** START OF MATERIAL TO PROCESS **

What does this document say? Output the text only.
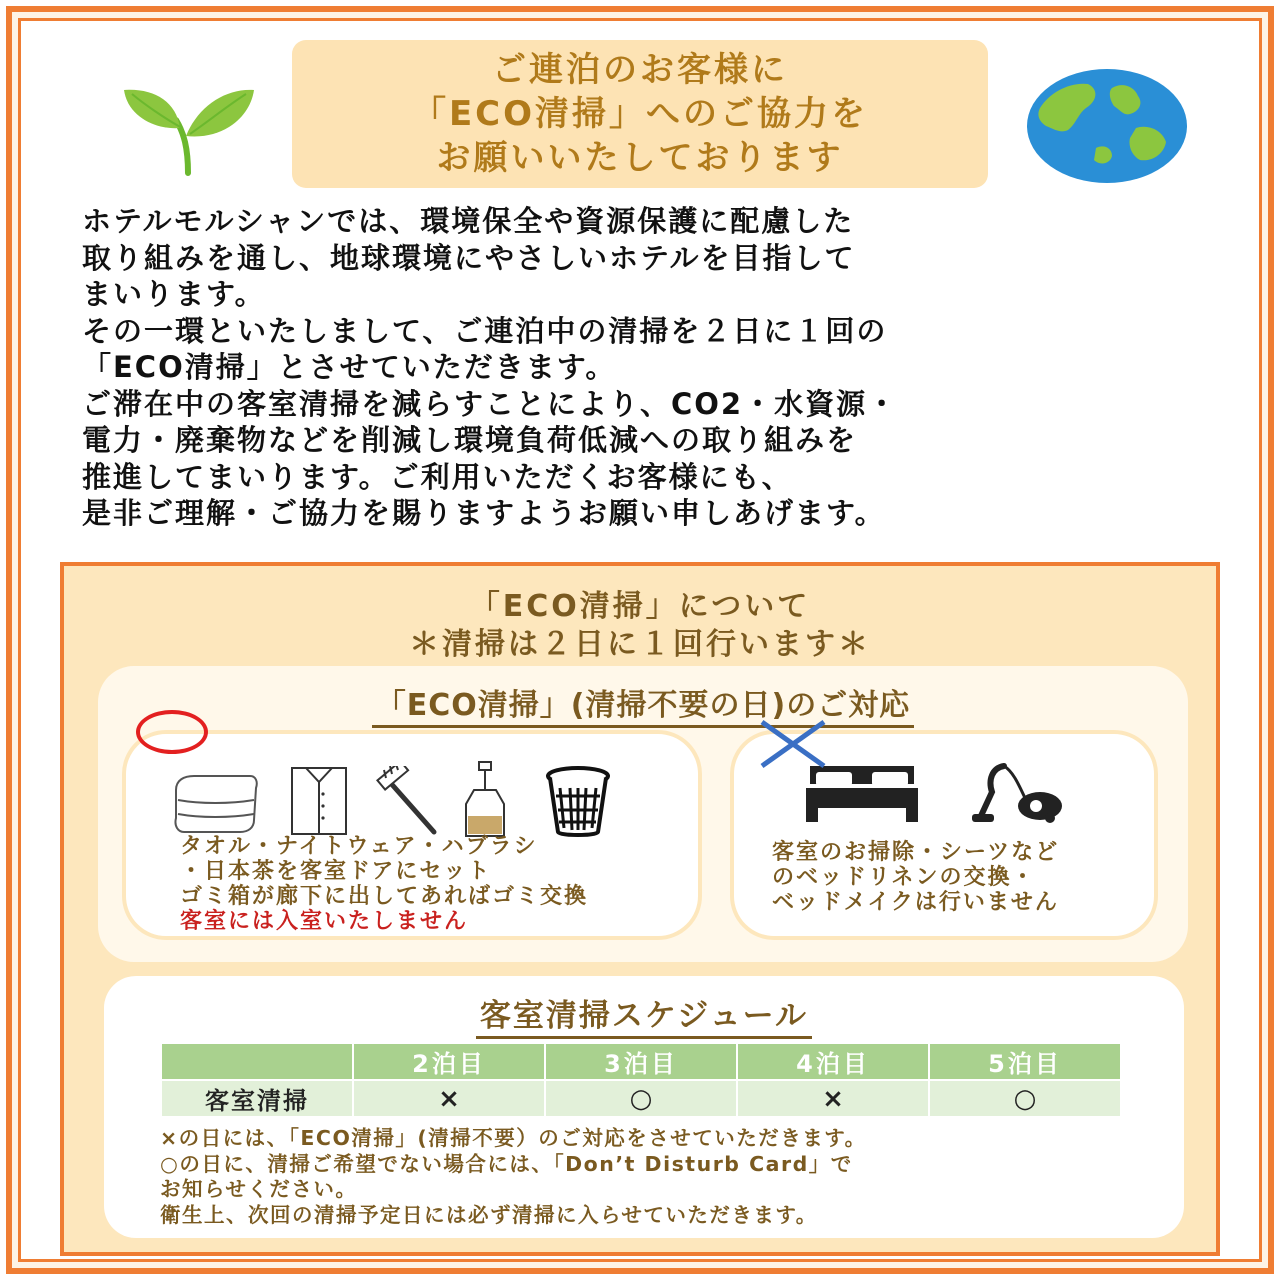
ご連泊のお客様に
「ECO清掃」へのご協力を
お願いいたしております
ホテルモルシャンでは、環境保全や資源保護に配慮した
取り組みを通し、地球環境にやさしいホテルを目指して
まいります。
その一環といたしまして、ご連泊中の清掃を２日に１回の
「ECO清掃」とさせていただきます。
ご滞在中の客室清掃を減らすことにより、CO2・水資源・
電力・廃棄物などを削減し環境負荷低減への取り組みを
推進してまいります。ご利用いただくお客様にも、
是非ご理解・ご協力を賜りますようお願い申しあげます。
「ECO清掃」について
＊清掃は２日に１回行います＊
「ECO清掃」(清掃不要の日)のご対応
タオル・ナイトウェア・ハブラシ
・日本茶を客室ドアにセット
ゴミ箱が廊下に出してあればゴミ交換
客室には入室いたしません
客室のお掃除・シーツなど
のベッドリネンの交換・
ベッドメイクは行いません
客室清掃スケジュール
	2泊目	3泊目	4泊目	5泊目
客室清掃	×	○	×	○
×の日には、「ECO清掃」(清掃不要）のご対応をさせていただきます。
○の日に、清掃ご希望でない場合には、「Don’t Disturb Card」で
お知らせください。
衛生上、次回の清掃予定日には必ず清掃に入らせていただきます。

** END OF MATERIAL TO PROCESS **
** START OF MATERIAL TO PROCESS **

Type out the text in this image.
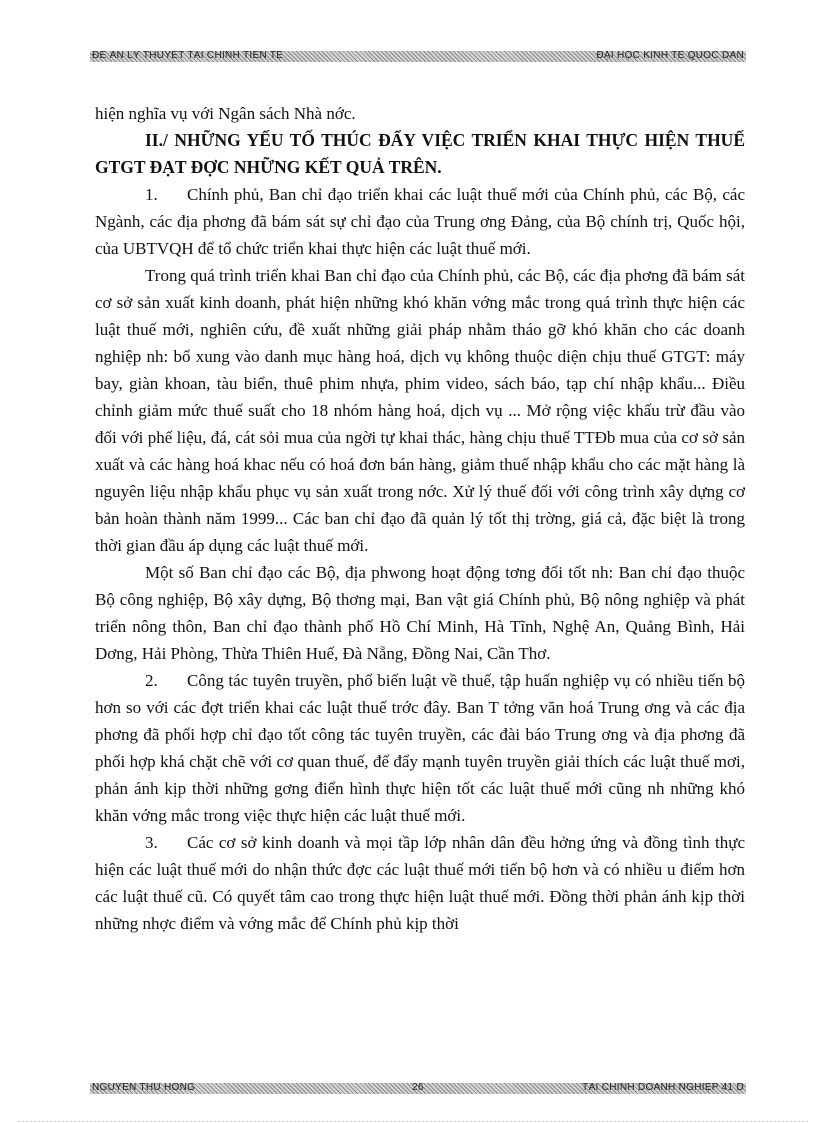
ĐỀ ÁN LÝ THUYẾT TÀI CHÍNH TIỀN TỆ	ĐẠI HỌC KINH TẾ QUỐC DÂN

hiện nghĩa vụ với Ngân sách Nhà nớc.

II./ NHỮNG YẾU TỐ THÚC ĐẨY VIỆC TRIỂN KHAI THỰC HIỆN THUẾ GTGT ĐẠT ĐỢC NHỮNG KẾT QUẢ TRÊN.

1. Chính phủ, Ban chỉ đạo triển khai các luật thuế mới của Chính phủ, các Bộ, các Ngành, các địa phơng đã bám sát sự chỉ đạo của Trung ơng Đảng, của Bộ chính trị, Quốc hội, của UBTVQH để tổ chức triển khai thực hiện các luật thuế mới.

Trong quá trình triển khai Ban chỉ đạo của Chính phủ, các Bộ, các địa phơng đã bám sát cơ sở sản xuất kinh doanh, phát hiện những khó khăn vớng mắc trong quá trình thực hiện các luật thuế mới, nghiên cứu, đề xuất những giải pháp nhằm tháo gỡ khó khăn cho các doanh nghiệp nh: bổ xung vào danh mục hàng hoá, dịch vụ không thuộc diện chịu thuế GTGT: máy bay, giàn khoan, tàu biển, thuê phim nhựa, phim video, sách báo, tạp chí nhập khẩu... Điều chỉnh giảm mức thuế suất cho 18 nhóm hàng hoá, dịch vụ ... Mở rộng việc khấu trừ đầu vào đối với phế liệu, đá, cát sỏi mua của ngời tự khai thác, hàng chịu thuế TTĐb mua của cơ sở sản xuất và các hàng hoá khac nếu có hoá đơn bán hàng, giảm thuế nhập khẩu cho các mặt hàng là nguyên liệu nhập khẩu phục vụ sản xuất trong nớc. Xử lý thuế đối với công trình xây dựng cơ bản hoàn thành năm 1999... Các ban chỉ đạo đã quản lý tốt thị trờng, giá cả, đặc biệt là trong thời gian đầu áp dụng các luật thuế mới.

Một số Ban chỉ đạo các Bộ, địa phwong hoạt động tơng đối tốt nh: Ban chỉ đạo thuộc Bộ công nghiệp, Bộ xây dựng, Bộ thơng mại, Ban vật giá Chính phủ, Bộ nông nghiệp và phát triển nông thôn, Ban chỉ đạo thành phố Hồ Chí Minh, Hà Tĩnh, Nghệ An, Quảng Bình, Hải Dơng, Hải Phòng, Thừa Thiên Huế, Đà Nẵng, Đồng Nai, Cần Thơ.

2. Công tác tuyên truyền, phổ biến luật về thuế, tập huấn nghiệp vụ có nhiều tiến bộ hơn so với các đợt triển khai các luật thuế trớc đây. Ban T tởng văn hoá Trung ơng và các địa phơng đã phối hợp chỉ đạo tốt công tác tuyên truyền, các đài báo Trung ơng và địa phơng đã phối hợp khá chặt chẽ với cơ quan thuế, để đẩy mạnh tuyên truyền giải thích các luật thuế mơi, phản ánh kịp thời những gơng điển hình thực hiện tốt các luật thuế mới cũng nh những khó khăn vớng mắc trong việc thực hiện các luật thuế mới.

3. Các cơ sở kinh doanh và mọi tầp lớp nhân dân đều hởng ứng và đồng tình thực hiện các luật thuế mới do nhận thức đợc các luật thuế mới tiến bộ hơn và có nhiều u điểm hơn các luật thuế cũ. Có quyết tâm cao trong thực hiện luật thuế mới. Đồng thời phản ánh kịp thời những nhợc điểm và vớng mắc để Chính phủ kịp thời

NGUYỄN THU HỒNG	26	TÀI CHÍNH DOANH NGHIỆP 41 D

** END OF MATERIAL TO PROCESS **

### [DIRECTIVE]
Pick out the lines that have the word "sách". Copy them all.

### [OUTPUT BELOW]
hiện nghĩa vụ với Ngân sách Nhà nớc.
Trong quá trình triển khai Ban chỉ đạo của Chính phủ, các Bộ, các địa phơng đã bám sát cơ sở sản xuất kinh doanh, phát hiện những khó khăn vớng mắc trong quá trình thực hiện các luật thuế mới, nghiên cứu, đề xuất những giải pháp nhằm tháo gỡ khó khăn cho các doanh nghiệp nh: bổ xung vào danh mục hàng hoá, dịch vụ không thuộc diện chịu thuế GTGT: máy bay, giàn khoan, tàu biển, thuê phim nhựa, phim video, sách báo, tạp chí nhập khẩu... Điều chỉnh giảm mức thuế suất cho 18 nhóm hàng hoá, dịch vụ ... Mở rộng việc khấu trừ đầu vào đối với phế liệu, đá, cát sỏi mua của ngời tự khai thác, hàng chịu thuế TTĐb mua của cơ sở sản xuất và các hàng hoá khac nếu có hoá đơn bán hàng, giảm thuế nhập khẩu cho các mặt hàng là nguyên liệu nhập khẩu phục vụ sản xuất trong nớc. Xử lý thuế đối với công trình xây dựng cơ bản hoàn thành năm 1999... Các ban chỉ đạo đã quản lý tốt thị trờng, giá cả, đặc biệt là trong thời gian đầu áp dụng các luật thuế mới.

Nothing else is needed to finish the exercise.